== WRITTEN PROBLEM ==
Please find all lines in the data that hold the string "JSON" and copy them.

Entries taken from a collection
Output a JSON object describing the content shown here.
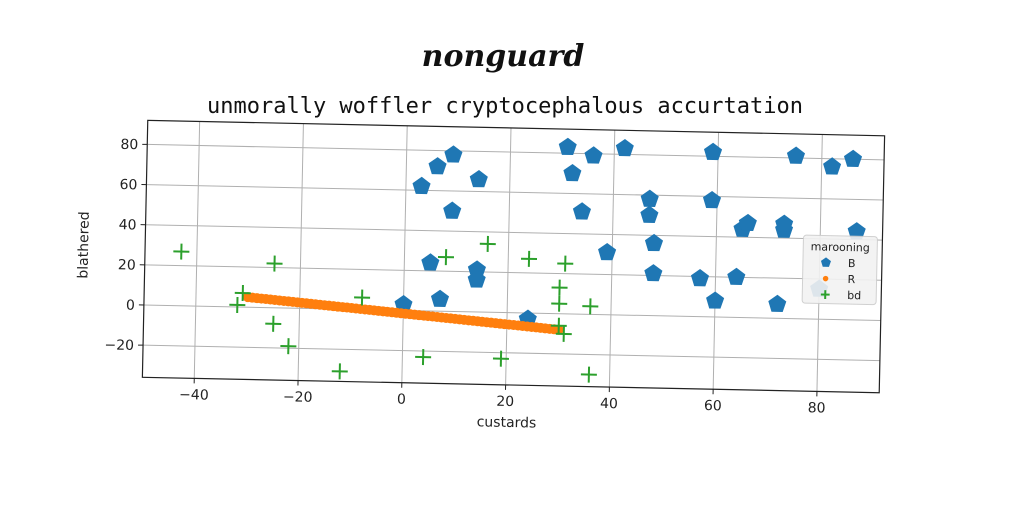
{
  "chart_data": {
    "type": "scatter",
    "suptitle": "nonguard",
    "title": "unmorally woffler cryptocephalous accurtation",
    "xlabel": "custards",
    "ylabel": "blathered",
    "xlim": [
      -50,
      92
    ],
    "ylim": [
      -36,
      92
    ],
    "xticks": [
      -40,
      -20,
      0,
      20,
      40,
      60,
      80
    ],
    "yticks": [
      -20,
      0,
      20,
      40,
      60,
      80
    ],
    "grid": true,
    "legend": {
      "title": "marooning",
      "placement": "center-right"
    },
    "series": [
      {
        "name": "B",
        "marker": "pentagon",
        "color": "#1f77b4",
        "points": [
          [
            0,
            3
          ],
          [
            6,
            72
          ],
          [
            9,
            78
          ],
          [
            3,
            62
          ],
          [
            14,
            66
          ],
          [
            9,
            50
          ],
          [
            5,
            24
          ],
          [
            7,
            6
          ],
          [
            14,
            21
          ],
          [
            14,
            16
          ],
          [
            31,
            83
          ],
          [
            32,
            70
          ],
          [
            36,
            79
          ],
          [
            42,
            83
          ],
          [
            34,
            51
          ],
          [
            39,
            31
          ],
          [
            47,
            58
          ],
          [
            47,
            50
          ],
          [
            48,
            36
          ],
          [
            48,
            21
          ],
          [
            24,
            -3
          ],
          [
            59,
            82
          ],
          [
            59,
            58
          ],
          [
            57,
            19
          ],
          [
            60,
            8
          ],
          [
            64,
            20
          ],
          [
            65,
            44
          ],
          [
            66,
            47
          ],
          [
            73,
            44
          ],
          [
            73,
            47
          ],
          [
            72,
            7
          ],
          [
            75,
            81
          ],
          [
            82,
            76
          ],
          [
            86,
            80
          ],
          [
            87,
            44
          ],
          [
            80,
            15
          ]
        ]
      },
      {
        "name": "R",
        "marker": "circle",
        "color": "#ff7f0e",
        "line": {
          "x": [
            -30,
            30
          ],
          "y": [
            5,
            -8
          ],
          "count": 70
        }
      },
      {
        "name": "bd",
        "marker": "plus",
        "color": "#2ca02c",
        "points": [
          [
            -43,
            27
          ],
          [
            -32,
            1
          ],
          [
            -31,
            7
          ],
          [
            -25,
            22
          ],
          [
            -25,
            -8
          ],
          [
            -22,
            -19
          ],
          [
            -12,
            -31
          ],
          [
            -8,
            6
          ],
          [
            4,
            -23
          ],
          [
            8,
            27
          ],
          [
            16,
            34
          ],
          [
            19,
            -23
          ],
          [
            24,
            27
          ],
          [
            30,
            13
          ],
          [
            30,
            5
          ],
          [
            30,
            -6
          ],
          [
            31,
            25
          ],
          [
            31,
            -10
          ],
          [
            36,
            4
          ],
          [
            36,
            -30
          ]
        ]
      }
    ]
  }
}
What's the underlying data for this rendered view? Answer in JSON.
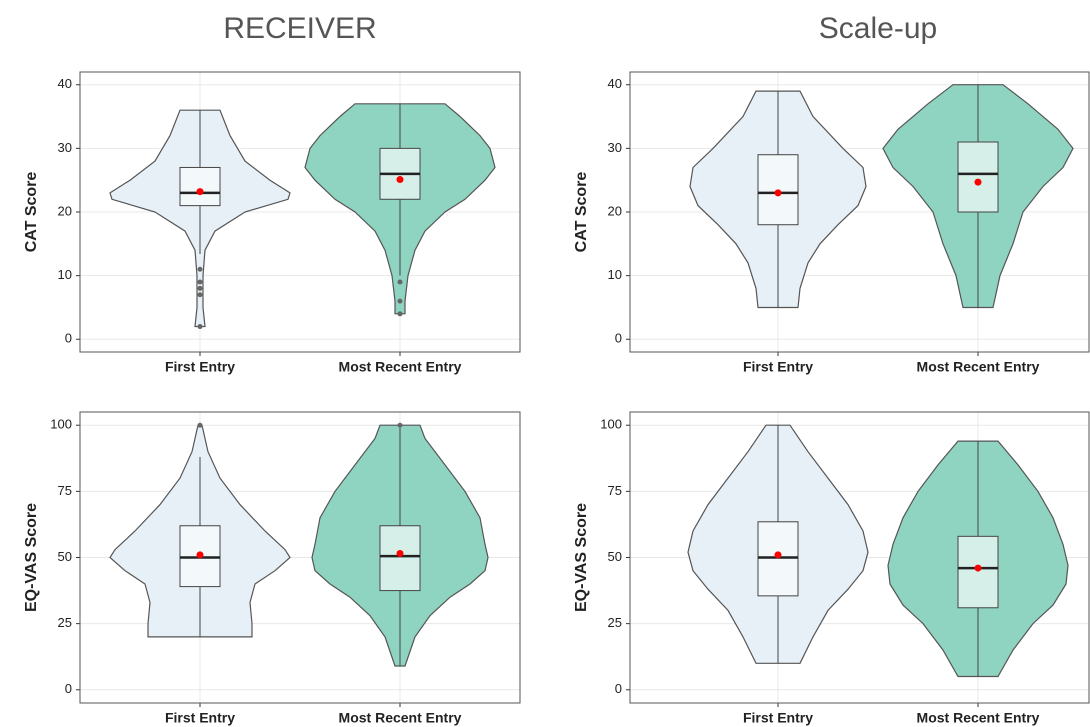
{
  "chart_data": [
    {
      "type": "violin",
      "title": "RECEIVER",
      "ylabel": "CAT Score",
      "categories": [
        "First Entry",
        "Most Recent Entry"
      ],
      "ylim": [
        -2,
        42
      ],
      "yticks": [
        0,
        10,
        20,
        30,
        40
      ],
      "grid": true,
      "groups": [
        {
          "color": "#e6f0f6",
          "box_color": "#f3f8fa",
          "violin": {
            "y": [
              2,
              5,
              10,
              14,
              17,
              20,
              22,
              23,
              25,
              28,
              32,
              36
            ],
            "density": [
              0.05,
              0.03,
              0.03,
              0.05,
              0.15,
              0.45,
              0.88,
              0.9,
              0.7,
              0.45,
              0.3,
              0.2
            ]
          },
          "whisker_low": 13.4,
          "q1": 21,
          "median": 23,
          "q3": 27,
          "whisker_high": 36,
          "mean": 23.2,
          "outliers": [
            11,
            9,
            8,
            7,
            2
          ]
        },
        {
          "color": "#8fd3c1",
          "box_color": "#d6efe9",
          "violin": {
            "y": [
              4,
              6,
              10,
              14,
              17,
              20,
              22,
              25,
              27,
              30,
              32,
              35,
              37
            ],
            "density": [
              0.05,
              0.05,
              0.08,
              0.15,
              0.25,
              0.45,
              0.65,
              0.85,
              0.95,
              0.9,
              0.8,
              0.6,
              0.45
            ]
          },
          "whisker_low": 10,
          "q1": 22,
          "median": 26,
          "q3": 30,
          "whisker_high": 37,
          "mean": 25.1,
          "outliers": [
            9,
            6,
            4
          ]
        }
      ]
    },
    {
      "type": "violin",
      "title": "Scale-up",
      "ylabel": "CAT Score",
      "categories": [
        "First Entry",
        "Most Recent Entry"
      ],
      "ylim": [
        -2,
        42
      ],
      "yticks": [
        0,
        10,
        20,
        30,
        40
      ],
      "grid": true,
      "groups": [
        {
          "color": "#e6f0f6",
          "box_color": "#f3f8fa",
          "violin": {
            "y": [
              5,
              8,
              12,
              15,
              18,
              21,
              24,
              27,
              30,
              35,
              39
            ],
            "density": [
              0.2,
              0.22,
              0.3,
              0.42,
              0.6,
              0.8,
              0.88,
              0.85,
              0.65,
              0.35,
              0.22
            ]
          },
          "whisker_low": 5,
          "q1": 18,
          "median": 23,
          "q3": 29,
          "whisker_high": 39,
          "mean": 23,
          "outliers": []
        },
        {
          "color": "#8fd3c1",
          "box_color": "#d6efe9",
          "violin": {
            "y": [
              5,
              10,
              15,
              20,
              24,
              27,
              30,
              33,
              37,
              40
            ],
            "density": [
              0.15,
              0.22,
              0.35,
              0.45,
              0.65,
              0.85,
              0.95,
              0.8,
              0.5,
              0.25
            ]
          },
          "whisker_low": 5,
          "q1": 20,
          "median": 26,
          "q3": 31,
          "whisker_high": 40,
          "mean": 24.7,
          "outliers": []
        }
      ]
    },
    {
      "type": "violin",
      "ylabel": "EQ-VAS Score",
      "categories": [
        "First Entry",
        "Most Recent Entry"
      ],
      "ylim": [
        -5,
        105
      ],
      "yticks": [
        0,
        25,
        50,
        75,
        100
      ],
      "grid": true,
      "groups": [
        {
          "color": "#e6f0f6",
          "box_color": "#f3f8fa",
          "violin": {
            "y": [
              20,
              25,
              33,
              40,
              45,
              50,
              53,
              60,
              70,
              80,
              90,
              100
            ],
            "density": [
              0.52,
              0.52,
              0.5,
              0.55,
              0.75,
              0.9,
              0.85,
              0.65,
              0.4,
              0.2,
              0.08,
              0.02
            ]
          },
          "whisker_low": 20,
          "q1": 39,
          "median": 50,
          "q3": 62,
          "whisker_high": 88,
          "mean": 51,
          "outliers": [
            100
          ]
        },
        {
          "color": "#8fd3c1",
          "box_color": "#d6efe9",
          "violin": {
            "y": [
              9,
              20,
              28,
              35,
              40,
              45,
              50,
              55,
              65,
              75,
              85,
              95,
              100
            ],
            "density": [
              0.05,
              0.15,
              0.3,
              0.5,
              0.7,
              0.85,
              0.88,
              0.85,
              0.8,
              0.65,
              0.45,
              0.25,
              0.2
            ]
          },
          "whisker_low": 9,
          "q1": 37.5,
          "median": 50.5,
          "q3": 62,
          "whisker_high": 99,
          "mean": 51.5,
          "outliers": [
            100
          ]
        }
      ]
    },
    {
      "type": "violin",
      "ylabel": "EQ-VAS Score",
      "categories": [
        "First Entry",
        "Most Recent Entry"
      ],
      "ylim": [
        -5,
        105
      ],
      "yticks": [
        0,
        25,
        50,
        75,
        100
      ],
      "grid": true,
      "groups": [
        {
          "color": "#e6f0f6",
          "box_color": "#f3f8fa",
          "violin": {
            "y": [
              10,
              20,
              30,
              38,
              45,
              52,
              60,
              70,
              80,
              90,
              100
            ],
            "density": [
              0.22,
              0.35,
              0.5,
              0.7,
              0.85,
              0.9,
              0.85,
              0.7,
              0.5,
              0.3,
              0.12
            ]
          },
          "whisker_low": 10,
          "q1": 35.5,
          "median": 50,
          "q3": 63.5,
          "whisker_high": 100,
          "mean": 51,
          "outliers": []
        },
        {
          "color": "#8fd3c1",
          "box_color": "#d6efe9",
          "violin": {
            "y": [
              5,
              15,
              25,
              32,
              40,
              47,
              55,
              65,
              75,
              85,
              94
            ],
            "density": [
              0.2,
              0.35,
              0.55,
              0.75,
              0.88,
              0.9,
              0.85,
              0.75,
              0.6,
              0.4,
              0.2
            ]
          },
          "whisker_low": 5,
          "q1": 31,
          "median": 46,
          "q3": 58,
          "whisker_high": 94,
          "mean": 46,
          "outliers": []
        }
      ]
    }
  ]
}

== REPLY TO THE EXERCISE ==
Output a JSON object describing the content shown here.
What's the underlying data for this rendered view? Answer in JSON.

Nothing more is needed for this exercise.